Data records

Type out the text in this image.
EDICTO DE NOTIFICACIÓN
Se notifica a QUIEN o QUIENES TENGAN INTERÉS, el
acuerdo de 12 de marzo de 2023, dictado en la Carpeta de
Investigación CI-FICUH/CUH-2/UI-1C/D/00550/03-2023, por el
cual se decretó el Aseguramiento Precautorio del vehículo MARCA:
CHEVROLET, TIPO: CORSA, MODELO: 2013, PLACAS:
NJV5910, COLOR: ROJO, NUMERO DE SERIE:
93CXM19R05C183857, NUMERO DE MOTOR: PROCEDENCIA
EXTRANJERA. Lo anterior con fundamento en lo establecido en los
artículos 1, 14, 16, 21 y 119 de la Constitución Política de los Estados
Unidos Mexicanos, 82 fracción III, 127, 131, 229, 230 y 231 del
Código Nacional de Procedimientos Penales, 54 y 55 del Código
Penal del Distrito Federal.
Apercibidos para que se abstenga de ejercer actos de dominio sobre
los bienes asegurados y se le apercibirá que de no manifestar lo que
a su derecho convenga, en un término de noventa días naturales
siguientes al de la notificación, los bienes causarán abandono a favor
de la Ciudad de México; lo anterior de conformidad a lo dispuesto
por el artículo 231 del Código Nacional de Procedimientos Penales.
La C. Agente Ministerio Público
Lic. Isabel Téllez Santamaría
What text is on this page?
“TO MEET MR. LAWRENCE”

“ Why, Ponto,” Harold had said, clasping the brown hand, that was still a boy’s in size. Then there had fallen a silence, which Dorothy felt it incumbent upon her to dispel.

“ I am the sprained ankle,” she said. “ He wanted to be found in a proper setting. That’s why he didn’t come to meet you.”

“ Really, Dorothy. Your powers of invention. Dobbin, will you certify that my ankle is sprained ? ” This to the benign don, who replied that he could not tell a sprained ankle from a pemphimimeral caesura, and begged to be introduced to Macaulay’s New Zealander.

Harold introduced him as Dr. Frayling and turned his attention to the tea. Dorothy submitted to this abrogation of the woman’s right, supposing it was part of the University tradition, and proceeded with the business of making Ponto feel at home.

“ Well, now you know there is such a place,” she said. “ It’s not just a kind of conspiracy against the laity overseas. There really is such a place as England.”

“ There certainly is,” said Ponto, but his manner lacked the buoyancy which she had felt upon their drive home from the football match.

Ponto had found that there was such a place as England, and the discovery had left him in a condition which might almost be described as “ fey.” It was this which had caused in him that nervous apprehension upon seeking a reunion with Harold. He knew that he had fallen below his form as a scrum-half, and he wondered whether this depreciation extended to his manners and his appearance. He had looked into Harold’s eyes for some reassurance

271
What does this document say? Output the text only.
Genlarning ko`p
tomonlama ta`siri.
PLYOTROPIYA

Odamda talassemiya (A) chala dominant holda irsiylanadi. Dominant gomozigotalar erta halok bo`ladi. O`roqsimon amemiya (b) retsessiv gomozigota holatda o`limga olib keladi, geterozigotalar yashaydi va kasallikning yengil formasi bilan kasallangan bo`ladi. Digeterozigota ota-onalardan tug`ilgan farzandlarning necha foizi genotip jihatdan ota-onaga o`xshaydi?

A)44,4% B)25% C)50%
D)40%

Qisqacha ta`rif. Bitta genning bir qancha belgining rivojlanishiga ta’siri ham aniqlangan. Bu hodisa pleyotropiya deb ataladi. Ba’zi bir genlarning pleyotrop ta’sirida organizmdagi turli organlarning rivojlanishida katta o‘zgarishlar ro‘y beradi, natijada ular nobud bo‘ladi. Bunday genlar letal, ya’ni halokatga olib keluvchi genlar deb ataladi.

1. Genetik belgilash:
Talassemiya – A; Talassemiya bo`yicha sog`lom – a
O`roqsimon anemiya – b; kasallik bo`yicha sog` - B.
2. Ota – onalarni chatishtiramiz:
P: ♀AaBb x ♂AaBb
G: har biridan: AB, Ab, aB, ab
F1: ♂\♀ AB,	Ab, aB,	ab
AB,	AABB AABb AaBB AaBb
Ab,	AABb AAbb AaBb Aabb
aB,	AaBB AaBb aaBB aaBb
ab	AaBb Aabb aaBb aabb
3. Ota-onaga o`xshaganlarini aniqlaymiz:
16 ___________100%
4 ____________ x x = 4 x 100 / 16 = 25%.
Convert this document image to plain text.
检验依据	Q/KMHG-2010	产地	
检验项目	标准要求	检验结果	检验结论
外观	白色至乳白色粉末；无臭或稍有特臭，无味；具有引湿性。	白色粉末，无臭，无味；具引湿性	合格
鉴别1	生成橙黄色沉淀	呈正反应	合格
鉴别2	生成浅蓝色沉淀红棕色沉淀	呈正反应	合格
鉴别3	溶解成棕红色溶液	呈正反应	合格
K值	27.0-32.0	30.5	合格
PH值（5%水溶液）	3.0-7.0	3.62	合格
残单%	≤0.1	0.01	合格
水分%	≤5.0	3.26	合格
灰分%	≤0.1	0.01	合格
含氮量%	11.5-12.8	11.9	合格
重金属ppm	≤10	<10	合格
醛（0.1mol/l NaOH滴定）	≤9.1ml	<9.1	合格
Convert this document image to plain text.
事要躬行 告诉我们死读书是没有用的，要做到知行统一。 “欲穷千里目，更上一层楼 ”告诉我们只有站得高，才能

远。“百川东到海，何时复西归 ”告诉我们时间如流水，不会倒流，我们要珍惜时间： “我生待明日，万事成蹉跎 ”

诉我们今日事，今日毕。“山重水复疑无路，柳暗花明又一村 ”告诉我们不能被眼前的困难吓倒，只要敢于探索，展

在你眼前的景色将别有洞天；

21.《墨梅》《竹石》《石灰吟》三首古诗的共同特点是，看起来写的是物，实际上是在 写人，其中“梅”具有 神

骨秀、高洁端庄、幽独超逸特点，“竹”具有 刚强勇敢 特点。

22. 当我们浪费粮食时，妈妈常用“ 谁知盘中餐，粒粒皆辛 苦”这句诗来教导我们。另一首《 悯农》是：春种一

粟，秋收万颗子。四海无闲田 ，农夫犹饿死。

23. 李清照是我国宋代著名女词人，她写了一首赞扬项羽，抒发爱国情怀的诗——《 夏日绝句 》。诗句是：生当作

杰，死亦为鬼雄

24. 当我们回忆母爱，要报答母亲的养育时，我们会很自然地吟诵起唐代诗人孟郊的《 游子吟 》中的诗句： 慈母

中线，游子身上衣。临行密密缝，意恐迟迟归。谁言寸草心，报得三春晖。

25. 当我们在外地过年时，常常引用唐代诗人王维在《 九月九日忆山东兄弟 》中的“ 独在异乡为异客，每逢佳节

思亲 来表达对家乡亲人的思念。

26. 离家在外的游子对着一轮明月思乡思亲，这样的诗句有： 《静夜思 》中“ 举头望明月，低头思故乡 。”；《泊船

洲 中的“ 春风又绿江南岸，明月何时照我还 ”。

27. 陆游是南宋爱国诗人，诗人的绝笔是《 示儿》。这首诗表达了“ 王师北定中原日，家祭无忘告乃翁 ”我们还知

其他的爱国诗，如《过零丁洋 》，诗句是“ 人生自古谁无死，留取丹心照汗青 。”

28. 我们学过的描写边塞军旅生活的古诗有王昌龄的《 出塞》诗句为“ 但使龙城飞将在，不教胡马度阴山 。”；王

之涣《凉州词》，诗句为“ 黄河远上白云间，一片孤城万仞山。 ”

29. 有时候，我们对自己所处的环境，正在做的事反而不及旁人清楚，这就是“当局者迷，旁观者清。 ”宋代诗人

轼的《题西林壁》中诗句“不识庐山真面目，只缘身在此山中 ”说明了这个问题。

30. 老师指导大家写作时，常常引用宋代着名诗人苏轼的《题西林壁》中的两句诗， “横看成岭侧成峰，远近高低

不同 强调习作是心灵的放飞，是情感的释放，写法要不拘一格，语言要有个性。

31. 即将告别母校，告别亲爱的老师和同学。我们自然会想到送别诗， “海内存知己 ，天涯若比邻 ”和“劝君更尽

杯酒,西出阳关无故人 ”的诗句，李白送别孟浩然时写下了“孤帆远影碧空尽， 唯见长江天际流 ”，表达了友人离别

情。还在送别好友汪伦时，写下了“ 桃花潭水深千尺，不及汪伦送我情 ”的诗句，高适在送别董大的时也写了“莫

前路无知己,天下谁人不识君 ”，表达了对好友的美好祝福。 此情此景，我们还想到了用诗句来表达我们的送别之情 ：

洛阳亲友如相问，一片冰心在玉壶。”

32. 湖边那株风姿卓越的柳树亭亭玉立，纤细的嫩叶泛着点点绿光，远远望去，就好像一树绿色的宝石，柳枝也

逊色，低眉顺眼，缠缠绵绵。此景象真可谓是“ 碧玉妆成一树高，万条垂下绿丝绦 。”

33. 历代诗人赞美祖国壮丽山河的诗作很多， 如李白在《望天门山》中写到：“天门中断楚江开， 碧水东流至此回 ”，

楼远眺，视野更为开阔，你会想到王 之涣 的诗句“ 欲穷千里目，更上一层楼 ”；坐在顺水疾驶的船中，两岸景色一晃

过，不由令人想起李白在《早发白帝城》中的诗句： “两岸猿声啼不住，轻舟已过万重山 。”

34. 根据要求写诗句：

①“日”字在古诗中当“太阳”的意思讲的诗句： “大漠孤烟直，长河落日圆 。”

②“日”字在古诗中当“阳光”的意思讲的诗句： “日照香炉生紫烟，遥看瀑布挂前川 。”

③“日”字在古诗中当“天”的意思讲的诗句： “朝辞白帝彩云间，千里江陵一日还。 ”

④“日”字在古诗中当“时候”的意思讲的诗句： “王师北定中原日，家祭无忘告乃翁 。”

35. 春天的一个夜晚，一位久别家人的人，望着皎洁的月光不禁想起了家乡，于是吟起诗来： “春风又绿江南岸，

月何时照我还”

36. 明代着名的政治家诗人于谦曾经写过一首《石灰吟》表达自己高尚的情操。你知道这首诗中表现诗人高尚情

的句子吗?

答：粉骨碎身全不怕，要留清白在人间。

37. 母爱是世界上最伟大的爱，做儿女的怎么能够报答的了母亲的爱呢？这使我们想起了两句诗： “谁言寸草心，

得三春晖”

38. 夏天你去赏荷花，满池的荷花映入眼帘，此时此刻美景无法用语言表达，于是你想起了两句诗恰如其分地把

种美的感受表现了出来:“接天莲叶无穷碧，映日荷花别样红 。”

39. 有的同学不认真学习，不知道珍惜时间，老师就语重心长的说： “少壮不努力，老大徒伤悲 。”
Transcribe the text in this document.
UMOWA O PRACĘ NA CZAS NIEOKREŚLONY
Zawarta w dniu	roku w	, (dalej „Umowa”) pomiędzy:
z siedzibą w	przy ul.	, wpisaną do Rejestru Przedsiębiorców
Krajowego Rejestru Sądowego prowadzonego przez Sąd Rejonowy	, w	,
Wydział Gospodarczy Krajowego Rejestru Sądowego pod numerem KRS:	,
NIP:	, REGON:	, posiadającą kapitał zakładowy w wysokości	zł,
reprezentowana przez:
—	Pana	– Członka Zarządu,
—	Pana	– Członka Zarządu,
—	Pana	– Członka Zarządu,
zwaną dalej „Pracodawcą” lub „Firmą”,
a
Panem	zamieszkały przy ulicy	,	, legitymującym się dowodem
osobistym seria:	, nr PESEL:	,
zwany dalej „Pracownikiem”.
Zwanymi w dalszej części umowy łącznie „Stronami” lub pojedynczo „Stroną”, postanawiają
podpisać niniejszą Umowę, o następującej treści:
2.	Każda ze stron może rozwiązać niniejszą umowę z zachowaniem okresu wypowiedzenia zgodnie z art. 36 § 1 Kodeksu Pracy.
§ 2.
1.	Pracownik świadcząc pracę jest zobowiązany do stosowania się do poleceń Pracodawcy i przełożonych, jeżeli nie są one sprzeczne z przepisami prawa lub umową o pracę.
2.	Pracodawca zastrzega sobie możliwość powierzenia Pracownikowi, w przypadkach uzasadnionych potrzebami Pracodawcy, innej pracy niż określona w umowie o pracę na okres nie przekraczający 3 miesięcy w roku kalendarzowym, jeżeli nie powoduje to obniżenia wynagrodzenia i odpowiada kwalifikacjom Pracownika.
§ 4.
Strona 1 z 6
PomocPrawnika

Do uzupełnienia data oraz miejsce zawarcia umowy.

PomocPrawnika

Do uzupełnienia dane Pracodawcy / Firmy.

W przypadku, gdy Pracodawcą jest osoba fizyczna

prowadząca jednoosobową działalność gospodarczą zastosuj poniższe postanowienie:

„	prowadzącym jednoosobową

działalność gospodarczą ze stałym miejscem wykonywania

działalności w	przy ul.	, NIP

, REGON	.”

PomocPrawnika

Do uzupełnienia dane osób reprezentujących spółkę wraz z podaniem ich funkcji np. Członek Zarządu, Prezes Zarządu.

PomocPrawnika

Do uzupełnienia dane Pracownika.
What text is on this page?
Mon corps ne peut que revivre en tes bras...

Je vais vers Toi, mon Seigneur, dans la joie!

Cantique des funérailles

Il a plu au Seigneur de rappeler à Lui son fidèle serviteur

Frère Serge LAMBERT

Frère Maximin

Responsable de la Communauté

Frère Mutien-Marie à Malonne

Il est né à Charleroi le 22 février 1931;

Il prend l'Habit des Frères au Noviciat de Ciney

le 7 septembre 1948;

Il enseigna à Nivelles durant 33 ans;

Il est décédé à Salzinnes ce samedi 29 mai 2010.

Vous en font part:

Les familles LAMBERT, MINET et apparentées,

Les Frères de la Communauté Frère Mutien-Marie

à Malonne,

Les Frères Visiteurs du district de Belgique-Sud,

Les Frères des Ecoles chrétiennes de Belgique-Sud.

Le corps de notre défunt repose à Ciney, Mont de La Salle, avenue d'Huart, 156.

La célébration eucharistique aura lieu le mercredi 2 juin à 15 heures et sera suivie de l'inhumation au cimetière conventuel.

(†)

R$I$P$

◆ **Exercise aim**: Tally the lines above that contain the word "AaBb", and reply with only the number.

◆ **Solution for this problem**: 5